• Work instructions
Set out every line bearing the string "Number".

• Data entries
****
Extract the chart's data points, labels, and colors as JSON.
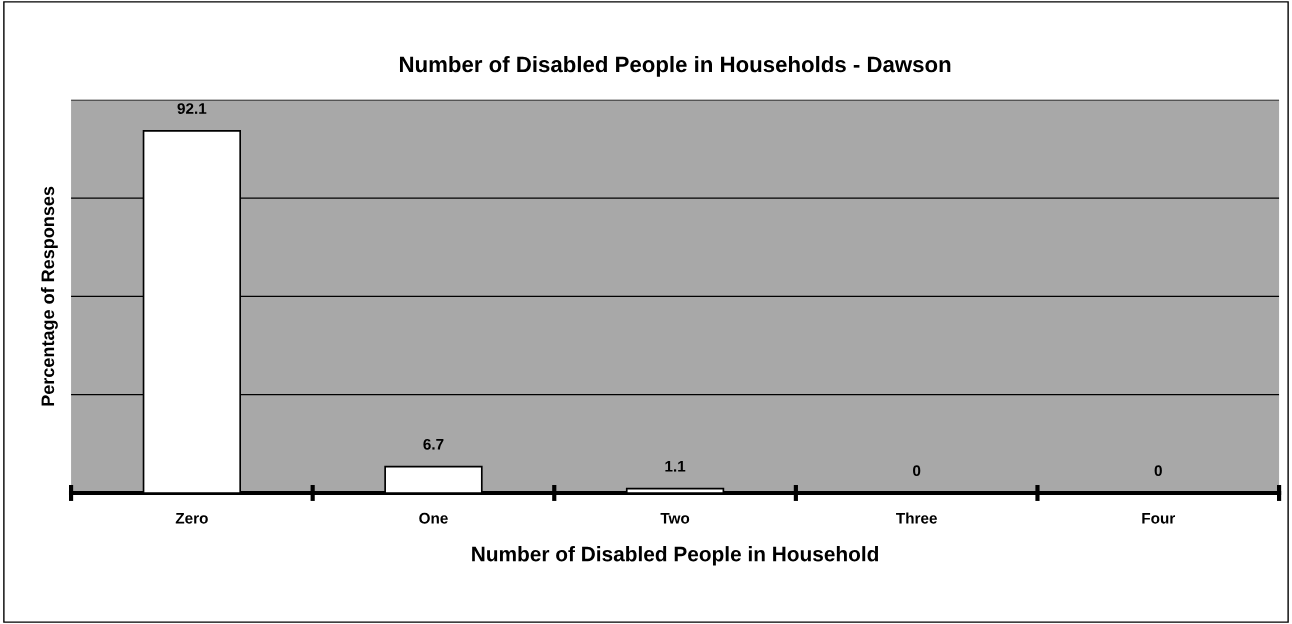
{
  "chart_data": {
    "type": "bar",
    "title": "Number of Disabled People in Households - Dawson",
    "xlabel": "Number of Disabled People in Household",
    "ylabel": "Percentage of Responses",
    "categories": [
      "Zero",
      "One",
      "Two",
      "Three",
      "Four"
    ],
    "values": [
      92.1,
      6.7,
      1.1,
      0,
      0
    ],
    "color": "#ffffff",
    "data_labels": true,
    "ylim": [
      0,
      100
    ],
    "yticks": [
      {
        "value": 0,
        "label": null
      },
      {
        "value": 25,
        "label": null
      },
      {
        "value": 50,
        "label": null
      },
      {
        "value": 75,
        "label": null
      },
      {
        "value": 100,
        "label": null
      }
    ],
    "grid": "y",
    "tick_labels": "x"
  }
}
****
• Correct answer
    "title": "Number of Disabled People in Households - Dawson",
    "xlabel": "Number of Disabled People in Household",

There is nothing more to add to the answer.